(Document structure recognition data)
---*---

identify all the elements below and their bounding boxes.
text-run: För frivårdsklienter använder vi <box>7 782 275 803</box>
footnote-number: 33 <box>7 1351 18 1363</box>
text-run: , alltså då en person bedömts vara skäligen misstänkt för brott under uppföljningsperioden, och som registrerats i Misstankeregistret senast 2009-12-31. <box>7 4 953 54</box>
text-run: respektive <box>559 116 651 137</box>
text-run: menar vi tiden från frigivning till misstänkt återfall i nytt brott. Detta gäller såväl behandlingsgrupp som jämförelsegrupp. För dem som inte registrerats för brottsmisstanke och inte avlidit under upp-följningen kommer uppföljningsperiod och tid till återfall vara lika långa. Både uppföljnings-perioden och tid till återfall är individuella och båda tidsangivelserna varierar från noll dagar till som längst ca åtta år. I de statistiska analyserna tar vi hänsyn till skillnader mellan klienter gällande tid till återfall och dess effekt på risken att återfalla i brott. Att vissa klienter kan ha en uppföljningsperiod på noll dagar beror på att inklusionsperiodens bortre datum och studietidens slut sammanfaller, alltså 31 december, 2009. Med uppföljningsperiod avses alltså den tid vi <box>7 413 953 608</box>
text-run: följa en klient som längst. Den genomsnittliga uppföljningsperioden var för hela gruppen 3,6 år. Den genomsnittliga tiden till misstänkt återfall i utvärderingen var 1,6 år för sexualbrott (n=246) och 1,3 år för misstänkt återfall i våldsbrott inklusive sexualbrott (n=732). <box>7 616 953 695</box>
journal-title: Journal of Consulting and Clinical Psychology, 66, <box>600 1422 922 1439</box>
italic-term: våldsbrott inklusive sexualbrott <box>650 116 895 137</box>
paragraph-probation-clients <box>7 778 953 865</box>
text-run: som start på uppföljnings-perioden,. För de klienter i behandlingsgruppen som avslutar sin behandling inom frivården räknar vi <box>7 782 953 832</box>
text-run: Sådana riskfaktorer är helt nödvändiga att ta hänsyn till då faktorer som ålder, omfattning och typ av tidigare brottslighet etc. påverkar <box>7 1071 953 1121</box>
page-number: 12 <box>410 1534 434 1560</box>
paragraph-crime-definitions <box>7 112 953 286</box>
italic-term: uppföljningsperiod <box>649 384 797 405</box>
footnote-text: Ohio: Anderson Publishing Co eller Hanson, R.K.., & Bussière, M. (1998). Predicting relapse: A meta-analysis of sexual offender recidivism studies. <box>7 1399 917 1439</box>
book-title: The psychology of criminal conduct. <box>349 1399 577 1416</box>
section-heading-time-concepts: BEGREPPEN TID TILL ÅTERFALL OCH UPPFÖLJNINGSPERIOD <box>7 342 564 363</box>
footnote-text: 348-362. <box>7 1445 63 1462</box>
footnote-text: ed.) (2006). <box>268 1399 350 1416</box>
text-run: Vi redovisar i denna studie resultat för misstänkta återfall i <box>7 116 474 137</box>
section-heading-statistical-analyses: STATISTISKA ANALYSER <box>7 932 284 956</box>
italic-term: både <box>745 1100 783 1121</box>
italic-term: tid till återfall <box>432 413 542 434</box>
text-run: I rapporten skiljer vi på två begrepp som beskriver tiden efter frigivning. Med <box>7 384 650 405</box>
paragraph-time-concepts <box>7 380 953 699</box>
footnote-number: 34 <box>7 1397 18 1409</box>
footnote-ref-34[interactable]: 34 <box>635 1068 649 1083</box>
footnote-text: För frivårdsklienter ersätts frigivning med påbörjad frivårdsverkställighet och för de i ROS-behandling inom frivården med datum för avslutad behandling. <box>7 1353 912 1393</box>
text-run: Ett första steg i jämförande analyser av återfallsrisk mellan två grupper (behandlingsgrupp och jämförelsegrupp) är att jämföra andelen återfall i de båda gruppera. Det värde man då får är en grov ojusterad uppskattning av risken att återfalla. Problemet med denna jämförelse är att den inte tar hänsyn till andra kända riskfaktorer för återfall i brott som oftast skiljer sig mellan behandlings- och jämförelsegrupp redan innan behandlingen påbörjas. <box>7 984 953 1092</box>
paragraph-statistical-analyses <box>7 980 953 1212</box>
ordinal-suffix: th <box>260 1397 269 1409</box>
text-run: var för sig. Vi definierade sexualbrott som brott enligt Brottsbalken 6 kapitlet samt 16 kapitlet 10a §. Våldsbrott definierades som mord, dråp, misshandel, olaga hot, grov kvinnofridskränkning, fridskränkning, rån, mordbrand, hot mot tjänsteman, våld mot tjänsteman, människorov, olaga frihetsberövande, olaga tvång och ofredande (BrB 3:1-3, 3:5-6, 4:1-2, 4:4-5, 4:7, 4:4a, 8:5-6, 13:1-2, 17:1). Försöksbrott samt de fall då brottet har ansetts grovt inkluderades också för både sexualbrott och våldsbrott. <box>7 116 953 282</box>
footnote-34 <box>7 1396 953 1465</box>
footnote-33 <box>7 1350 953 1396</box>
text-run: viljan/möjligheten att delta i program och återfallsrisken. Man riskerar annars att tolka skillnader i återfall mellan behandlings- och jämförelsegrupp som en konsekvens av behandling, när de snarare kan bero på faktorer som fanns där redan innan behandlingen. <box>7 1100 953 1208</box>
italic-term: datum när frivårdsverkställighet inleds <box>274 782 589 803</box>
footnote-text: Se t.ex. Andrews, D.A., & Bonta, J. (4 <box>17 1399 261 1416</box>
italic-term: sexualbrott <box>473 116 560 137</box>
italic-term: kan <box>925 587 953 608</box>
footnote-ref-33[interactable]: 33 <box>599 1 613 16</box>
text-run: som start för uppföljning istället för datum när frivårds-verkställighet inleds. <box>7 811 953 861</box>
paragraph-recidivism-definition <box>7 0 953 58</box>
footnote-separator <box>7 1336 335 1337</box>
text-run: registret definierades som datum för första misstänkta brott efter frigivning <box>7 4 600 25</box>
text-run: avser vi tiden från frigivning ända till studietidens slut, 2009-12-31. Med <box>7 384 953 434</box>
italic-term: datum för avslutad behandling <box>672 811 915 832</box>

---*---

YOUR ASSIGNMENT —
Repeat the records above exactly, with nothing left out.

ANSWER SPACE —
identify all the elements below and their bounding boxes.
text-run: För frivårdsklienter använder vi <box>7 782 275 803</box>
footnote-number: 33 <box>7 1351 18 1363</box>
text-run: , alltså då en person bedömts vara skäligen misstänkt för brott under uppföljningsperioden, och som registrerats i Misstankeregistret senast 2009-12-31. <box>7 4 953 54</box>
text-run: respektive <box>559 116 651 137</box>
text-run: menar vi tiden från frigivning till misstänkt återfall i nytt brott. Detta gäller såväl behandlingsgrupp som jämförelsegrupp. För dem som inte registrerats för brottsmisstanke och inte avlidit under upp-följningen kommer uppföljningsperiod och tid till återfall vara lika långa. Både uppföljnings-perioden och tid till återfall är individuella och båda tidsangivelserna varierar från noll dagar till som längst ca åtta år. I de statistiska analyserna tar vi hänsyn till skillnader mellan klienter gällande tid till återfall och dess effekt på risken att återfalla i brott. Att vissa klienter kan ha en uppföljningsperiod på noll dagar beror på att inklusionsperiodens bortre datum och studietidens slut sammanfaller, alltså 31 december, 2009. Med uppföljningsperiod avses alltså den tid vi <box>7 413 953 608</box>
text-run: följa en klient som längst. Den genomsnittliga uppföljningsperioden var för hela gruppen 3,6 år. Den genomsnittliga tiden till misstänkt återfall i utvärderingen var 1,6 år för sexualbrott (n=246) och 1,3 år för misstänkt återfall i våldsbrott inklusive sexualbrott (n=732). <box>7 616 953 695</box>
journal-title: Journal of Consulting and Clinical Psychology, 66, <box>600 1422 922 1439</box>
italic-term: våldsbrott inklusive sexualbrott <box>650 116 895 137</box>
paragraph-probation-clients <box>7 778 953 865</box>
text-run: som start på uppföljnings-perioden,. För de klienter i behandlingsgruppen som avslutar sin behandling inom frivården räknar vi <box>7 782 953 832</box>
text-run: Sådana riskfaktorer är helt nödvändiga att ta hänsyn till då faktorer som ålder, omfattning och typ av tidigare brottslighet etc. påverkar <box>7 1071 953 1121</box>
page-number: 12 <box>410 1534 434 1560</box>
paragraph-crime-definitions <box>7 112 953 286</box>
italic-term: uppföljningsperiod <box>649 384 797 405</box>
footnote-text: Ohio: Anderson Publishing Co eller Hanson, R.K.., & Bussière, M. (1998). Predicting relapse: A meta-analysis of sexual offender recidivism studies. <box>7 1399 917 1439</box>
book-title: The psychology of criminal conduct. <box>349 1399 577 1416</box>
section-heading-time-concepts: BEGREPPEN TID TILL ÅTERFALL OCH UPPFÖLJNINGSPERIOD <box>7 342 564 363</box>
footnote-text: 348-362. <box>7 1445 63 1462</box>
footnote-text: ed.) (2006). <box>268 1399 350 1416</box>
text-run: Vi redovisar i denna studie resultat för misstänkta återfall i <box>7 116 474 137</box>
section-heading-statistical-analyses: STATISTISKA ANALYSER <box>7 932 284 956</box>
italic-term: både <box>745 1100 783 1121</box>
italic-term: tid till återfall <box>432 413 542 434</box>
text-run: I rapporten skiljer vi på två begrepp som beskriver tiden efter frigivning. Med <box>7 384 650 405</box>
paragraph-time-concepts <box>7 380 953 699</box>
footnote-number: 34 <box>7 1397 18 1409</box>
footnote-ref-34[interactable]: 34 <box>635 1068 649 1083</box>
footnote-text: För frivårdsklienter ersätts frigivning med påbörjad frivårdsverkställighet och för de i ROS-behandling inom frivården med datum för avslutad behandling. <box>7 1353 912 1393</box>
text-run: Ett första steg i jämförande analyser av återfallsrisk mellan två grupper (behandlingsgrupp och jämförelsegrupp) är att jämföra andelen återfall i de båda gruppera. Det värde man då får är en grov ojusterad uppskattning av risken att återfalla. Problemet med denna jämförelse är att den inte tar hänsyn till andra kända riskfaktorer för återfall i brott som oftast skiljer sig mellan behandlings- och jämförelsegrupp redan innan behandlingen påbörjas. <box>7 984 953 1092</box>
paragraph-statistical-analyses <box>7 980 953 1212</box>
ordinal-suffix: th <box>260 1397 269 1409</box>
text-run: var för sig. Vi definierade sexualbrott som brott enligt Brottsbalken 6 kapitlet samt 16 kapitlet 10a §. Våldsbrott definierades som mord, dråp, misshandel, olaga hot, grov kvinnofridskränkning, fridskränkning, rån, mordbrand, hot mot tjänsteman, våld mot tjänsteman, människorov, olaga frihetsberövande, olaga tvång och ofredande (BrB 3:1-3, 3:5-6, 4:1-2, 4:4-5, 4:7, 4:4a, 8:5-6, 13:1-2, 17:1). Försöksbrott samt de fall då brottet har ansetts grovt inkluderades också för både sexualbrott och våldsbrott. <box>7 116 953 282</box>
footnote-34 <box>7 1396 953 1465</box>
footnote-33 <box>7 1350 953 1396</box>
text-run: viljan/möjligheten att delta i program och återfallsrisken. Man riskerar annars att tolka skillnader i återfall mellan behandlings- och jämförelsegrupp som en konsekvens av behandling, när de snarare kan bero på faktorer som fanns där redan innan behandlingen. <box>7 1100 953 1208</box>
italic-term: datum när frivårdsverkställighet inleds <box>274 782 589 803</box>
footnote-text: Se t.ex. Andrews, D.A., & Bonta, J. (4 <box>17 1399 261 1416</box>
italic-term: sexualbrott <box>473 116 560 137</box>
italic-term: kan <box>925 587 953 608</box>
footnote-ref-33[interactable]: 33 <box>599 1 613 16</box>
text-run: som start för uppföljning istället för datum när frivårds-verkställighet inleds. <box>7 811 953 861</box>
paragraph-recidivism-definition <box>7 0 953 58</box>
footnote-separator <box>7 1336 335 1337</box>
text-run: registret definierades som datum för första misstänkta brott efter frigivning <box>7 4 600 25</box>
text-run: avser vi tiden från frigivning ända till studietidens slut, 2009-12-31. Med <box>7 384 953 434</box>
italic-term: datum för avslutad behandling <box>672 811 915 832</box>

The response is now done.